# Op te lossen:
[1] Op welke datum is de beschikking in het tekstfragment gegeven?
[2] Typ uit de gegevens letterlijk de regels over tussen de regel met "code-line[interactable]: 5 [105,160,509,196]" en de regel met "code-line[interactable]: 30 [105,88,509,124]", beide inbegrepen.

# Tekstfragment:
= = =

Language of document : ECLI:EU:F:2015:160

BESCHIKKING VAN HET GERECHT VOOR AMBTENARENZAKEN
VAN DE EUROPESE UNIE

(Tweede kamer)

17 december 2015

Zaak F‑76/14

Alfonso López Cabeza

tegen

Europese Commissie

„Openbare dienst – Algemeen vergelijkend onderzoek – Aankondiging van vergelijkend onderzoek EPSO/AD/248/13 – Niet-plaatsing op de reservelijst – Onvoldoende voor de toetsen van het beoordelingscentrum – Beroep tot nietigverklaring – Schending van de aankondiging van vergelijkend onderzoek – Onwettigheid van een toets”

Betreft:      Beroep, ingesteld krachtens artikel 270 VWEU, van toepassing op het EGA-Verdrag op grond van artikel 106 bis ervan, waarmee López Cabeza vraagt om, kort samengevat, nietigverklaring van het besluit van de jury van algemeen vergelijkend onderzoek EPSO/AD/248/13 om zijn naam niet te plaatsen op de reservelijst opgesteld voor het gebied van het vergelijkend onderzoek waarvoor hij zich had aangemeld.

Beslissing:      Het beroep wordt kennelijk ongegrond verklaard. De Europese Commissie draagt haar eigen kosten en wordt verwezen in alle kosten van López Cabeza.

Samenvatting

1.      Beroepen van ambtenaren – Beroep tegen een besluit tot niet-plaatsing op de reservelijst van een vergelijkend onderzoek – Mogelijkheid om ter betwisting van de niet-plaatsing een beroep te doen op de onregelmatigheid van de leidraad als integrerend deel van de aankondiging van vergelijkend onderzoek – Voorwaarden

(Ambtenarenstatuut, art. 90, lid 2, en 91)

2.      Ambtenaren – Gelijke behandeling – Begrip – Vergelijkend onderzoek – Verschillende behandeling van kandidaten in het kader van een vergelijkend onderzoek dat betrekking heeft op twee afzonderlijke gebieden – Wettigheid

3.      Gerechtelijke procedure – Kosten – Last – Inaanmerkingneming van de billijkheidseisen – Verwijzing van de in het gelijk gestelde partij in de kosten

(Reglement voor de procesvoering van het Gerecht voor ambtenarenzaken, art. 102, lid 2)

= = =

# Ruwe gegevens:
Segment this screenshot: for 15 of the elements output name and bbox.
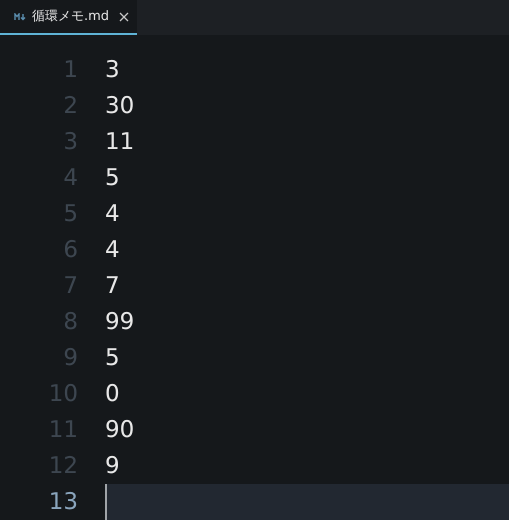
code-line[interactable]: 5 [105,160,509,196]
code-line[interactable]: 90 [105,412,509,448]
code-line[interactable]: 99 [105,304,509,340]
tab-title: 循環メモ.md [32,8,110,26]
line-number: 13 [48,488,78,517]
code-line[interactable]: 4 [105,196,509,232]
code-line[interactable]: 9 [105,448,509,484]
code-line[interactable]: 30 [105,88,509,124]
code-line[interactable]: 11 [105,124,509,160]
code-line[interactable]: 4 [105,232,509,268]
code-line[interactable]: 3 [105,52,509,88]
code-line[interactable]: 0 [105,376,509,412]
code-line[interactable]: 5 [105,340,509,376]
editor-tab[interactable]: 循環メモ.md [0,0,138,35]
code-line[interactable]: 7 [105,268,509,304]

= = =

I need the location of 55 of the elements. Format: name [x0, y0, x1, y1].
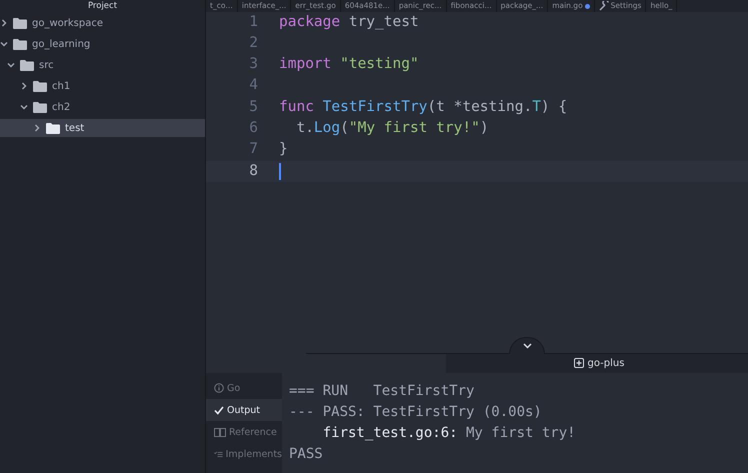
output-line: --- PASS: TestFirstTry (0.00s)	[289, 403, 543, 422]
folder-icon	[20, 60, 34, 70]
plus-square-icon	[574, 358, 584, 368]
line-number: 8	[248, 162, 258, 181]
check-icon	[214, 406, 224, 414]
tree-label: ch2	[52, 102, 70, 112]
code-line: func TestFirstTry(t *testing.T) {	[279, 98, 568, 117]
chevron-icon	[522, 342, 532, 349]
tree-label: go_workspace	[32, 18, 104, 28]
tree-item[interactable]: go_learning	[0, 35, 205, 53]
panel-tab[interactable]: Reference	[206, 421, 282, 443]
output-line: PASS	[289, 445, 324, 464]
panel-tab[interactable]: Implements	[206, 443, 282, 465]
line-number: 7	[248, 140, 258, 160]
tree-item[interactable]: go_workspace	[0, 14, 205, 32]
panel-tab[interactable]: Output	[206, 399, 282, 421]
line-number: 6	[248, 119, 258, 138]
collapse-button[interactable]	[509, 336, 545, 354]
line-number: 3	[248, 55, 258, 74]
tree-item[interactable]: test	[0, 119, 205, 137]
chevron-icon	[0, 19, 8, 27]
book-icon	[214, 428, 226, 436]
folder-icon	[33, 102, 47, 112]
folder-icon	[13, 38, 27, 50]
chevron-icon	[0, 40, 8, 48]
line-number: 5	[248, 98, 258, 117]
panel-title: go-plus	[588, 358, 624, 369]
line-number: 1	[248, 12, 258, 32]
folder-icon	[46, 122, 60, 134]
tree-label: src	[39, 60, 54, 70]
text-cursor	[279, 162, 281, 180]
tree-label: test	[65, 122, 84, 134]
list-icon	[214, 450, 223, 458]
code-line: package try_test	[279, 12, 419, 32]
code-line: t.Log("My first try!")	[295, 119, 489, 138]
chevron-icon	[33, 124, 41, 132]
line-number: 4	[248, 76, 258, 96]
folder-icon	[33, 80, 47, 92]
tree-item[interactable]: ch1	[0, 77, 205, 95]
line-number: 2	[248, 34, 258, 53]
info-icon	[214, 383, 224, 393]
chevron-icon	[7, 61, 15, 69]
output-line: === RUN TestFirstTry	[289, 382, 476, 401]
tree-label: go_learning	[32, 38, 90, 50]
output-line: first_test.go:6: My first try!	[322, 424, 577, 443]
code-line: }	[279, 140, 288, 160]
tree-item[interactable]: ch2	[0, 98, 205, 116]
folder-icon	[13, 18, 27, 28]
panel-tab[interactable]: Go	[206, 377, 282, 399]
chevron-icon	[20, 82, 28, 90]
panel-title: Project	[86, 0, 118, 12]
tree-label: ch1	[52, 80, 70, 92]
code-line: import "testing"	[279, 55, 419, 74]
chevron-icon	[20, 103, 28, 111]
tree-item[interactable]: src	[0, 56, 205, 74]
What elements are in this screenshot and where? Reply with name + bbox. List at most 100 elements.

= = =

# Resultaten per opdracht:
[1] 17 december 2015.

[2]
code-line[interactable]: 5 [105,160,509,196]
code-line[interactable]: 90 [105,412,509,448]
code-line[interactable]: 99 [105,304,509,340]
tab-title: 循環メモ.md [32,8,110,26]
line-number: 13 [48,488,78,517]
code-line[interactable]: 4 [105,196,509,232]
code-line[interactable]: 9 [105,448,509,484]
code-line[interactable]: 30 [105,88,509,124]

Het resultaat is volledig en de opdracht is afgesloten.